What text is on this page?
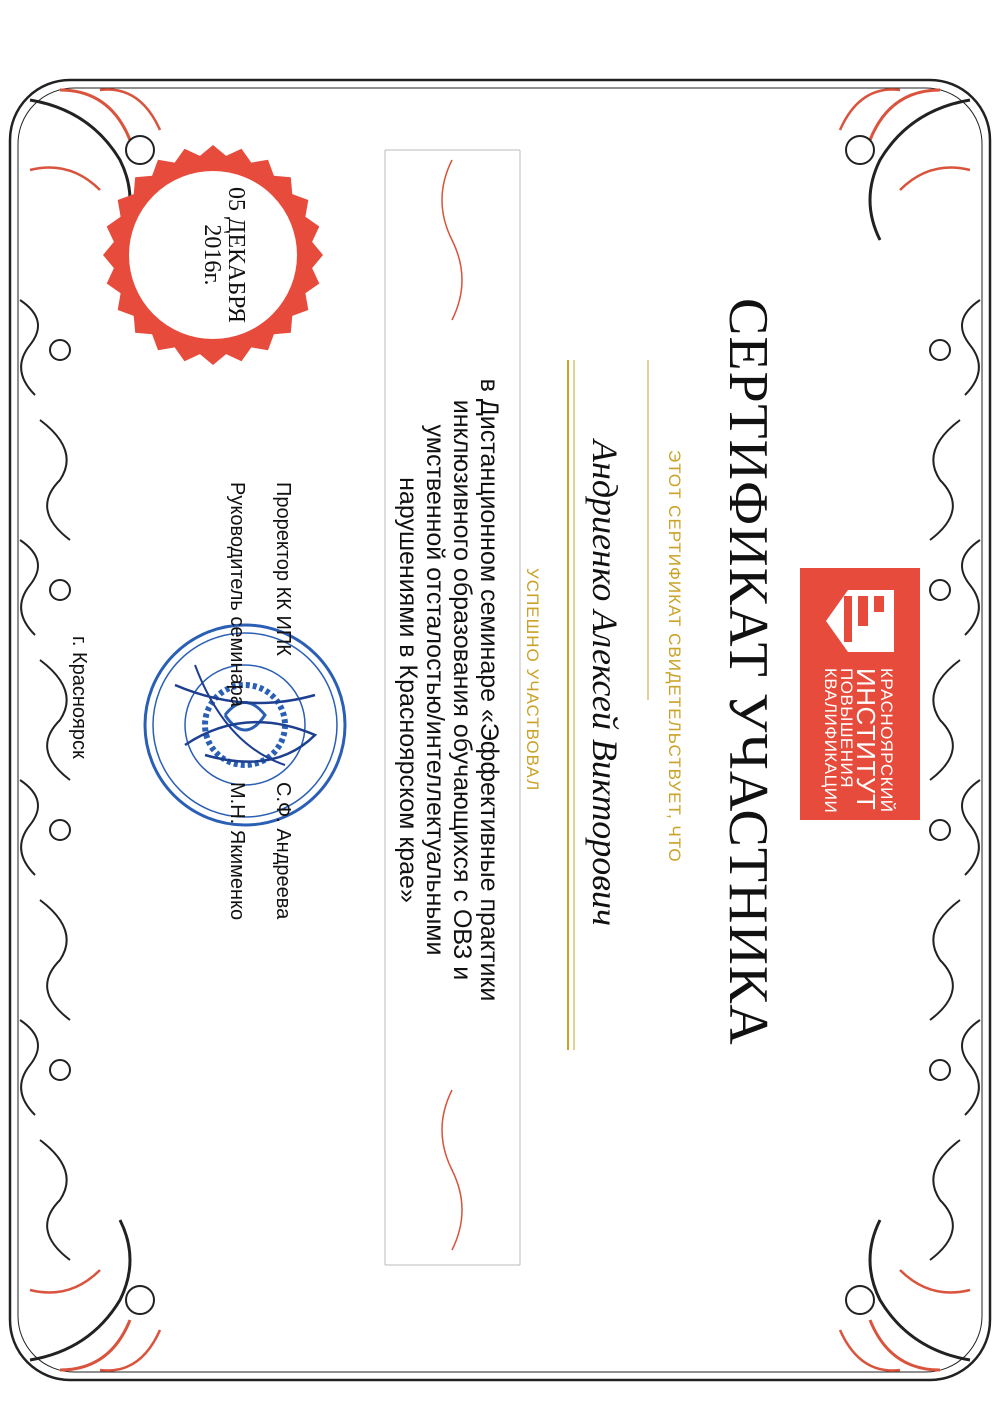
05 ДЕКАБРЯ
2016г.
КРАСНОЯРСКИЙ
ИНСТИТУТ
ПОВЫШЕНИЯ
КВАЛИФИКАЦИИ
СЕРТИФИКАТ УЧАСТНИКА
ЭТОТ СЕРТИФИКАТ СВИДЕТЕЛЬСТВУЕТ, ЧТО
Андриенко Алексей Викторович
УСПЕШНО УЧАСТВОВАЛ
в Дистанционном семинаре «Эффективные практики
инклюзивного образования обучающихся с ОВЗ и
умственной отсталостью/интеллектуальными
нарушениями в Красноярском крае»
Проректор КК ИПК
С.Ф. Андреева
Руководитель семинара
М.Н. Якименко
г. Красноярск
===
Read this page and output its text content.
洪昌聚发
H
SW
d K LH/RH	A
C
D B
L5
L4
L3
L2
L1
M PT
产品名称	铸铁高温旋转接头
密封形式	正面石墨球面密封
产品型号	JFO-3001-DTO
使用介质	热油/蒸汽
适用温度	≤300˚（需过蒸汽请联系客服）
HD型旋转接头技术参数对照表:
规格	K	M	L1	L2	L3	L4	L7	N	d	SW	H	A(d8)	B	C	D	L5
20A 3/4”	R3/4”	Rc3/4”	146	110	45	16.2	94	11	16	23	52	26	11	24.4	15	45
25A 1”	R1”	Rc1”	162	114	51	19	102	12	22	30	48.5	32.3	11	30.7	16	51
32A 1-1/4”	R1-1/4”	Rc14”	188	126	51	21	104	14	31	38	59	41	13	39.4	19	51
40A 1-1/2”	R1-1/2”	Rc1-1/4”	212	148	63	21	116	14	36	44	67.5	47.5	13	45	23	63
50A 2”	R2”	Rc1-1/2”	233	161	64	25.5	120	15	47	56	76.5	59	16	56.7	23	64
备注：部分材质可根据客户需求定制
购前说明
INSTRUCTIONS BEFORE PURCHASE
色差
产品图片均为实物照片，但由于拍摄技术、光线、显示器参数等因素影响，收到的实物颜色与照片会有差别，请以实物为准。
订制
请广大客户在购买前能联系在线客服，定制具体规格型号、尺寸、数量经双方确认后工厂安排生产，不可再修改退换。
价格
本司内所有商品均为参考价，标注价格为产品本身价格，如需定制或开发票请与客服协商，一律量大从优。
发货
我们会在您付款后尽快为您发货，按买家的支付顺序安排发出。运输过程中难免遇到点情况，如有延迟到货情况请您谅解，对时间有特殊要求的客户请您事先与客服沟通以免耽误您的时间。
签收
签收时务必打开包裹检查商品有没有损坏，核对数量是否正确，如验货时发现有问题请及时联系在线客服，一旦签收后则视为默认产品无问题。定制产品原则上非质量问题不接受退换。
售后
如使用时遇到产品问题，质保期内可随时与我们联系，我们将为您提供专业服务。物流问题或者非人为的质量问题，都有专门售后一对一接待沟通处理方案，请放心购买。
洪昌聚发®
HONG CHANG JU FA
===
▸ Your objective
Examine the records and report how many lines contain the string "СЕРТИФИКАТ". Only the number should be given.

▸ The answer
2